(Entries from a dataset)
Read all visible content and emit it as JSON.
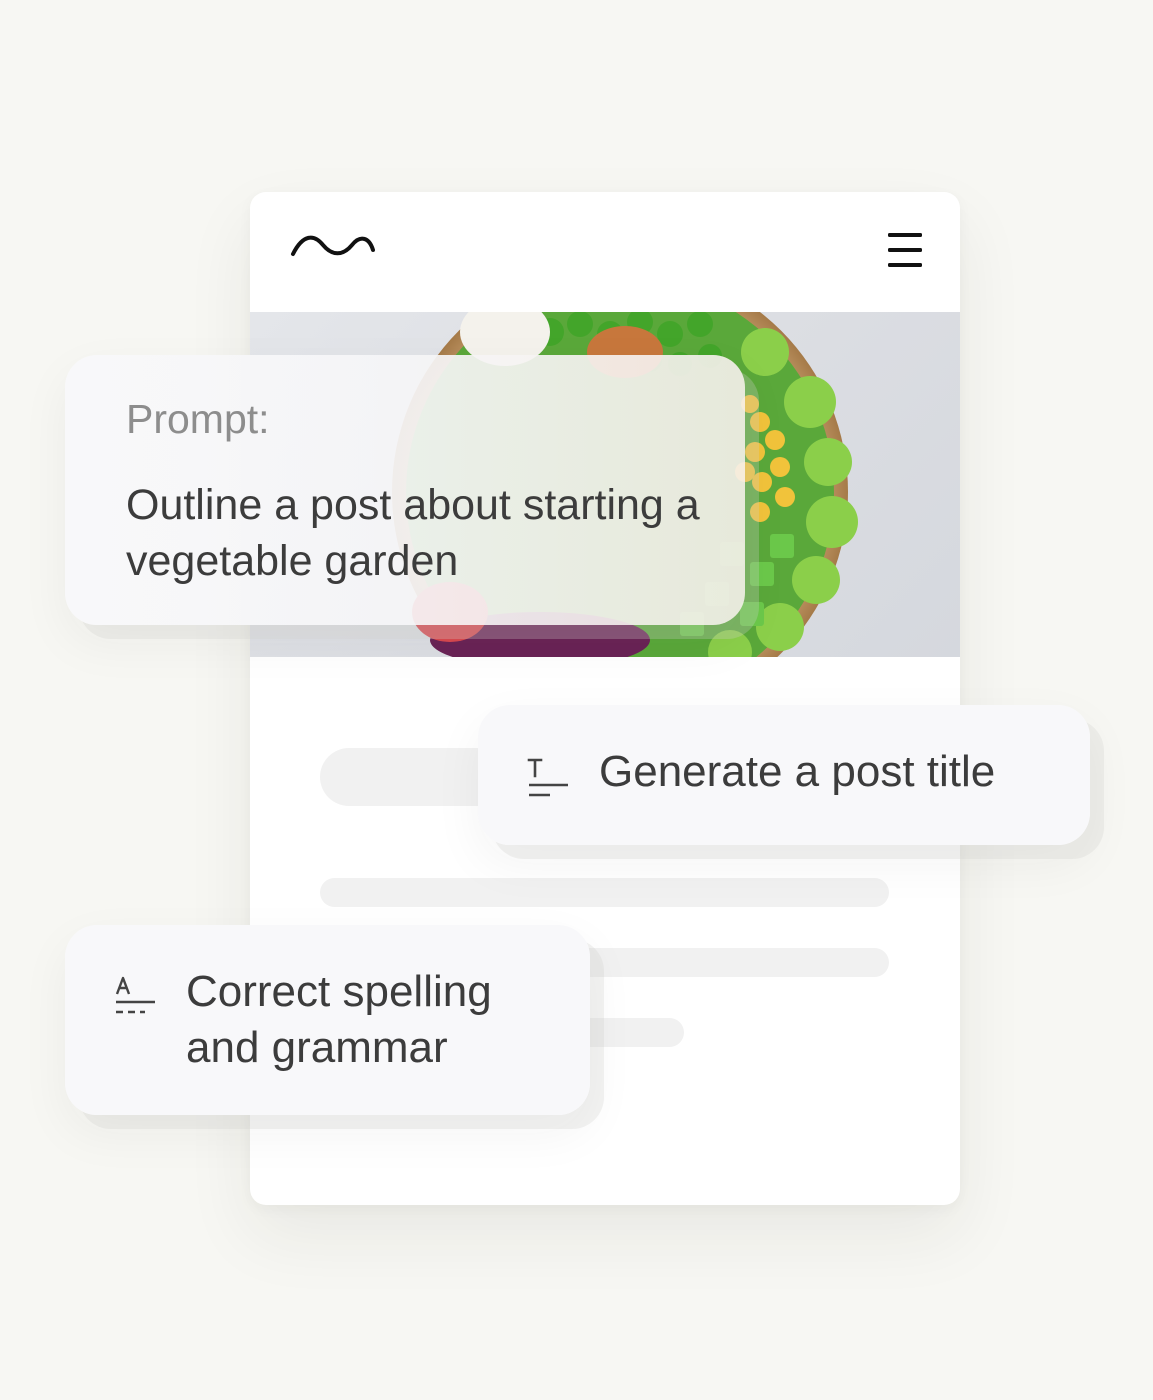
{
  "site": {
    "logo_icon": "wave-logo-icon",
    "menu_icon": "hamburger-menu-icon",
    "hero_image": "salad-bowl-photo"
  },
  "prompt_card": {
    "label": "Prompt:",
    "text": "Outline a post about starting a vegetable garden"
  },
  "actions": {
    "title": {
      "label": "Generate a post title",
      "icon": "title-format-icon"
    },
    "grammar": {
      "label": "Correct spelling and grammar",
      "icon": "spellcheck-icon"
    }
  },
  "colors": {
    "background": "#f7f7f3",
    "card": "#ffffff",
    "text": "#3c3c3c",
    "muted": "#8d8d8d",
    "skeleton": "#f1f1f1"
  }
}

==

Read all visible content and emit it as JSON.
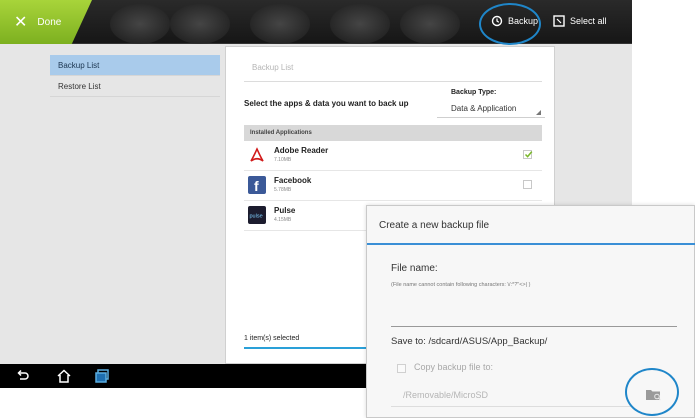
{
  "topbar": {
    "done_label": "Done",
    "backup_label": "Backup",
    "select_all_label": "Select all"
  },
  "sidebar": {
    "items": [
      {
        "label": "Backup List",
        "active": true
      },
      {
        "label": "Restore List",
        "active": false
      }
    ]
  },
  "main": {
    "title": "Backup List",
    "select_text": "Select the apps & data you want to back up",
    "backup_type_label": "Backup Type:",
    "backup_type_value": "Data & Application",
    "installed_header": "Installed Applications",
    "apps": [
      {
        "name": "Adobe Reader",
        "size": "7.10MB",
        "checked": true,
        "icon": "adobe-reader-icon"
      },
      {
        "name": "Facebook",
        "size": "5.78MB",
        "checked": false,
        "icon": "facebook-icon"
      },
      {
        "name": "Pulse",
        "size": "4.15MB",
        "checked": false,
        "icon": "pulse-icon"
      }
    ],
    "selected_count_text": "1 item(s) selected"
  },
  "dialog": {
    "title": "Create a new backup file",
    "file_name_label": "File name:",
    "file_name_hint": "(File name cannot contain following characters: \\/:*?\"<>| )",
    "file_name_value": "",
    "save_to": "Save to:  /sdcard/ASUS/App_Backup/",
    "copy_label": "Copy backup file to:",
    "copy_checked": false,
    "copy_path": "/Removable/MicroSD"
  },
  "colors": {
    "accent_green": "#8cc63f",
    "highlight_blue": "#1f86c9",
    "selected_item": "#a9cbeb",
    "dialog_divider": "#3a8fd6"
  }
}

EXERCISE BRIEF -
Return the lines of the records that include the string "post".

CORRECT RESULT -
    "text": "Outline a post about starting a vegetable garden"
      "label": "Generate a post title",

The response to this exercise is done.